Task to carry out —
Every line of the material below must be repeated exactly.

-----

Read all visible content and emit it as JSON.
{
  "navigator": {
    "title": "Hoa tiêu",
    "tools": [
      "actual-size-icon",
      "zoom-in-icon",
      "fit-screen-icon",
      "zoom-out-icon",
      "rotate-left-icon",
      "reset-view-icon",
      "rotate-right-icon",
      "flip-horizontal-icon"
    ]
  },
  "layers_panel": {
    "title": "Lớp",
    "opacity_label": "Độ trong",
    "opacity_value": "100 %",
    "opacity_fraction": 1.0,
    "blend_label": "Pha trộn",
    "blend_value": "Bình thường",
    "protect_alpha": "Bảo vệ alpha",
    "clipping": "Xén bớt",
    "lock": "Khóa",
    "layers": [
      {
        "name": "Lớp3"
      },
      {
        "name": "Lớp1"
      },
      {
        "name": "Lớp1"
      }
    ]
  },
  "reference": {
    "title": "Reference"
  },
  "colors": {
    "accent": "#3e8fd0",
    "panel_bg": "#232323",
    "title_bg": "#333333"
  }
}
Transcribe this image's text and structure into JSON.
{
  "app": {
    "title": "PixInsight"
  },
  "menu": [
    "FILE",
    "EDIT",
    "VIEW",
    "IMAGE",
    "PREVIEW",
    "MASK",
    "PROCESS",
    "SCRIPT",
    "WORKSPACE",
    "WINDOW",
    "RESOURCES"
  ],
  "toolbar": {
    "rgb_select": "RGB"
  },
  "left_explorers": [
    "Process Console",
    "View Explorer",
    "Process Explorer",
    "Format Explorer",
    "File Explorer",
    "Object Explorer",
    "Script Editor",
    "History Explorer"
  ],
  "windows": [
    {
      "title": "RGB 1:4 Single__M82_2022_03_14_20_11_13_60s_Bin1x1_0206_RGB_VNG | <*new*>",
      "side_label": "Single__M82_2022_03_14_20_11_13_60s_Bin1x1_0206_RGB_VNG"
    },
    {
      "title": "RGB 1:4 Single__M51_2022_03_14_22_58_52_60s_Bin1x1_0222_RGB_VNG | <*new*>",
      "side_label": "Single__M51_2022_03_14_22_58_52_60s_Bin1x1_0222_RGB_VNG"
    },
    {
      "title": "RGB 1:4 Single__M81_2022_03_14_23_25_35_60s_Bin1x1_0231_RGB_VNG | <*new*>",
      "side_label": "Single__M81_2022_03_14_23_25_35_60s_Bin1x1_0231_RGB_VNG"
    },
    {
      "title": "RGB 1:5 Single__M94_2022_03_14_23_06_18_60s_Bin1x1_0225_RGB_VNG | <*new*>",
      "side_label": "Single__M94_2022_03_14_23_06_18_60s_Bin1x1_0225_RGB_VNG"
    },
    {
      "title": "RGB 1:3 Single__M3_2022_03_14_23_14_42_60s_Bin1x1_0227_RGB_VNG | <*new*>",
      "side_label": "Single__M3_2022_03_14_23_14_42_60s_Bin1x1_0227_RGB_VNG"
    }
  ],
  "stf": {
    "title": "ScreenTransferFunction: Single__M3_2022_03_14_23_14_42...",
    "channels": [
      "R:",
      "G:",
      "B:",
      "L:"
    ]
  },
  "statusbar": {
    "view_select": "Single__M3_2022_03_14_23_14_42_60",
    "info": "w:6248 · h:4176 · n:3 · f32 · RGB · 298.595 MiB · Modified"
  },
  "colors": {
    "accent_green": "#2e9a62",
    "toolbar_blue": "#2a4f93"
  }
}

-----

Solution for this exercise —
Read all visible content and emit it as JSON.
{
  "navigator": {
    "title": "Hoa tiêu",
    "tools": [
      "actual-size-icon",
      "zoom-in-icon",
      "fit-screen-icon",
      "zoom-out-icon",
      "rotate-left-icon",
      "reset-view-icon",
      "rotate-right-icon",
      "flip-horizontal-icon"
    ]
  },
  "layers_panel": {
    "title": "Lớp",
    "opacity_label": "Độ trong",
    "opacity_value": "100 %",
    "opacity_fraction": 1.0,
    "blend_label": "Pha trộn",
    "blend_value": "Bình thường",
    "protect_alpha": "Bảo vệ alpha",
    "clipping": "Xén bớt",
    "lock": "Khóa",
    "layers": [
      {
        "name": "Lớp3"
      },
      {
        "name": "Lớp1"
      },
      {
        "name": "Lớp1"
      }
    ]
  },
  "reference": {
    "title": "Reference"
  },
  "colors": {
    "accent": "#3e8fd0",
    "panel_bg": "#232323",
    "title_bg": "#333333"
  }
}
Transcribe this image's text and structure into JSON.
{
  "app": {
    "title": "PixInsight"
  },
  "menu": [
    "FILE",
    "EDIT",
    "VIEW",
    "IMAGE",
    "PREVIEW",
    "MASK",
    "PROCESS",
    "SCRIPT",
    "WORKSPACE",
    "WINDOW",
    "RESOURCES"
  ],
  "toolbar": {
    "rgb_select": "RGB"
  },
  "left_explorers": [
    "Process Console",
    "View Explorer",
    "Process Explorer",
    "Format Explorer",
    "File Explorer",
    "Object Explorer",
    "Script Editor",
    "History Explorer"
  ],
  "windows": [
    {
      "title": "RGB 1:4 Single__M82_2022_03_14_20_11_13_60s_Bin1x1_0206_RGB_VNG | <*new*>",
      "side_label": "Single__M82_2022_03_14_20_11_13_60s_Bin1x1_0206_RGB_VNG"
    },
    {
      "title": "RGB 1:4 Single__M51_2022_03_14_22_58_52_60s_Bin1x1_0222_RGB_VNG | <*new*>",
      "side_label": "Single__M51_2022_03_14_22_58_52_60s_Bin1x1_0222_RGB_VNG"
    },
    {
      "title": "RGB 1:4 Single__M81_2022_03_14_23_25_35_60s_Bin1x1_0231_RGB_VNG | <*new*>",
      "side_label": "Single__M81_2022_03_14_23_25_35_60s_Bin1x1_0231_RGB_VNG"
    },
    {
      "title": "RGB 1:5 Single__M94_2022_03_14_23_06_18_60s_Bin1x1_0225_RGB_VNG | <*new*>",
      "side_label": "Single__M94_2022_03_14_23_06_18_60s_Bin1x1_0225_RGB_VNG"
    },
    {
      "title": "RGB 1:3 Single__M3_2022_03_14_23_14_42_60s_Bin1x1_0227_RGB_VNG | <*new*>",
      "side_label": "Single__M3_2022_03_14_23_14_42_60s_Bin1x1_0227_RGB_VNG"
    }
  ],
  "stf": {
    "title": "ScreenTransferFunction: Single__M3_2022_03_14_23_14_42...",
    "channels": [
      "R:",
      "G:",
      "B:",
      "L:"
    ]
  },
  "statusbar": {
    "view_select": "Single__M3_2022_03_14_23_14_42_60",
    "info": "w:6248 · h:4176 · n:3 · f32 · RGB · 298.595 MiB · Modified"
  },
  "colors": {
    "accent_green": "#2e9a62",
    "toolbar_blue": "#2a4f93"
  }
}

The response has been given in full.